- _What the task requires_:
Every record should be written out exactly, with the pictures left out.

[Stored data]
:::::

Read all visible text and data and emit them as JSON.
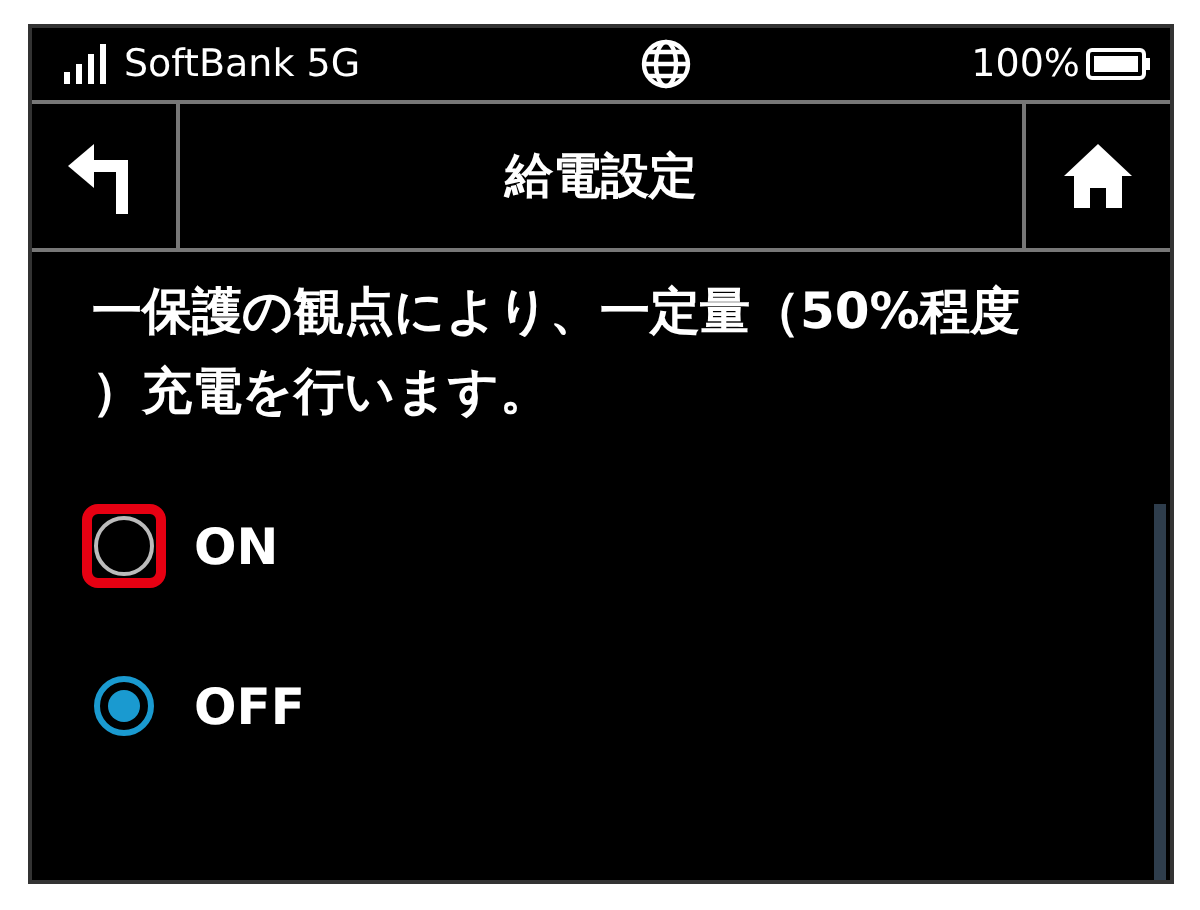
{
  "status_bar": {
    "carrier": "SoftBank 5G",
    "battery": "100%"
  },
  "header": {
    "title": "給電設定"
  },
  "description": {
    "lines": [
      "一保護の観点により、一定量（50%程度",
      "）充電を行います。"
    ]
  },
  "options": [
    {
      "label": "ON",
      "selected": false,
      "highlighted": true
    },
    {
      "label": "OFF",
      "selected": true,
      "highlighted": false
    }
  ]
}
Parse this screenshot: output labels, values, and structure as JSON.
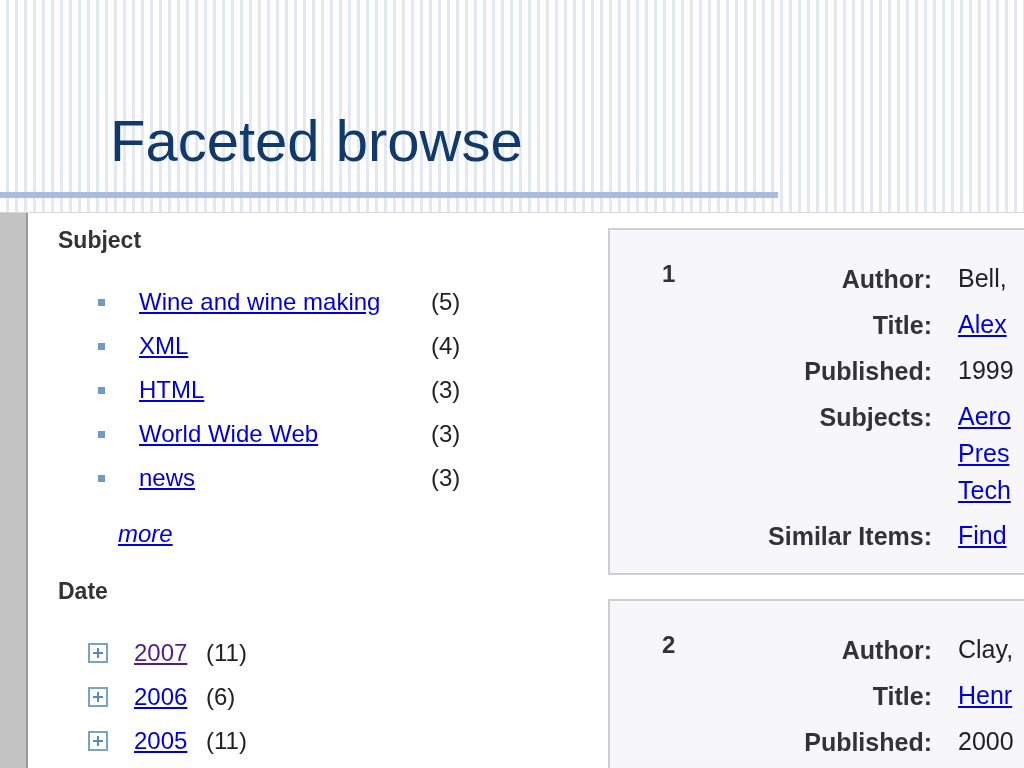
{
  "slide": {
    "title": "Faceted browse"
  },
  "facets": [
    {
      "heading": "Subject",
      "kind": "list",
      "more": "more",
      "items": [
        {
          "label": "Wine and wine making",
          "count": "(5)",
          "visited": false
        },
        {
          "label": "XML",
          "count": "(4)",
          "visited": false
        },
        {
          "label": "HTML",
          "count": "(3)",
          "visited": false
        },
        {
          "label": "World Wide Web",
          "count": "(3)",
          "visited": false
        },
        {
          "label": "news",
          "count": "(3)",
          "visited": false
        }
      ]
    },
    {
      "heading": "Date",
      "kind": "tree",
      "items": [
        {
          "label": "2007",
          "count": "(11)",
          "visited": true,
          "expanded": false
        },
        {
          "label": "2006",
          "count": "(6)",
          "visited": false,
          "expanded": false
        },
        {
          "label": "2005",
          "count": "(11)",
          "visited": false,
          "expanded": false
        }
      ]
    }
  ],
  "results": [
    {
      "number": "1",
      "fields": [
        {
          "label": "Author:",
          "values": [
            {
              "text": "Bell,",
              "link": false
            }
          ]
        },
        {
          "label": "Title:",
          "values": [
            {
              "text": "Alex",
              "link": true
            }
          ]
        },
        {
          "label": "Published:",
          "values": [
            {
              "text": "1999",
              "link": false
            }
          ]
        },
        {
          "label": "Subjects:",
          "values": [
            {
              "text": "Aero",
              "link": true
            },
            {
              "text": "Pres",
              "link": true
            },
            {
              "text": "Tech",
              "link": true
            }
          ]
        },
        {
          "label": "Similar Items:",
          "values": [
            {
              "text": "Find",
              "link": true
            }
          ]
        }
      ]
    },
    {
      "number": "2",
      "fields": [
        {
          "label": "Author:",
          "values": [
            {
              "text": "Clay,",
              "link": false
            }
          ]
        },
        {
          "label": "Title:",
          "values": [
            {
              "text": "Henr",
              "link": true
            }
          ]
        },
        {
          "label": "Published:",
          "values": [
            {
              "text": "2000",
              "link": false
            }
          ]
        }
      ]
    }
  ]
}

:::::

- _Answer below_:
Read all visible text and data and emit them as JSON.
{
  "status_bar": {
    "carrier": "SoftBank 5G",
    "battery": "100%"
  },
  "header": {
    "title": "給電設定"
  },
  "description": {
    "lines": [
      "一保護の観点により、一定量（50%程度",
      "）充電を行います。"
    ]
  },
  "options": [
    {
      "label": "ON",
      "selected": false,
      "highlighted": true
    },
    {
      "label": "OFF",
      "selected": true,
      "highlighted": false
    }
  ]
}
Parse this screenshot: output labels, values, and structure as JSON.
{
  "slide": {
    "title": "Faceted browse"
  },
  "facets": [
    {
      "heading": "Subject",
      "kind": "list",
      "more": "more",
      "items": [
        {
          "label": "Wine and wine making",
          "count": "(5)",
          "visited": false
        },
        {
          "label": "XML",
          "count": "(4)",
          "visited": false
        },
        {
          "label": "HTML",
          "count": "(3)",
          "visited": false
        },
        {
          "label": "World Wide Web",
          "count": "(3)",
          "visited": false
        },
        {
          "label": "news",
          "count": "(3)",
          "visited": false
        }
      ]
    },
    {
      "heading": "Date",
      "kind": "tree",
      "items": [
        {
          "label": "2007",
          "count": "(11)",
          "visited": true,
          "expanded": false
        },
        {
          "label": "2006",
          "count": "(6)",
          "visited": false,
          "expanded": false
        },
        {
          "label": "2005",
          "count": "(11)",
          "visited": false,
          "expanded": false
        }
      ]
    }
  ],
  "results": [
    {
      "number": "1",
      "fields": [
        {
          "label": "Author:",
          "values": [
            {
              "text": "Bell,",
              "link": false
            }
          ]
        },
        {
          "label": "Title:",
          "values": [
            {
              "text": "Alex",
              "link": true
            }
          ]
        },
        {
          "label": "Published:",
          "values": [
            {
              "text": "1999",
              "link": false
            }
          ]
        },
        {
          "label": "Subjects:",
          "values": [
            {
              "text": "Aero",
              "link": true
            },
            {
              "text": "Pres",
              "link": true
            },
            {
              "text": "Tech",
              "link": true
            }
          ]
        },
        {
          "label": "Similar Items:",
          "values": [
            {
              "text": "Find",
              "link": true
            }
          ]
        }
      ]
    },
    {
      "number": "2",
      "fields": [
        {
          "label": "Author:",
          "values": [
            {
              "text": "Clay,",
              "link": false
            }
          ]
        },
        {
          "label": "Title:",
          "values": [
            {
              "text": "Henr",
              "link": true
            }
          ]
        },
        {
          "label": "Published:",
          "values": [
            {
              "text": "2000",
              "link": false
            }
          ]
        }
      ]
    }
  ]
}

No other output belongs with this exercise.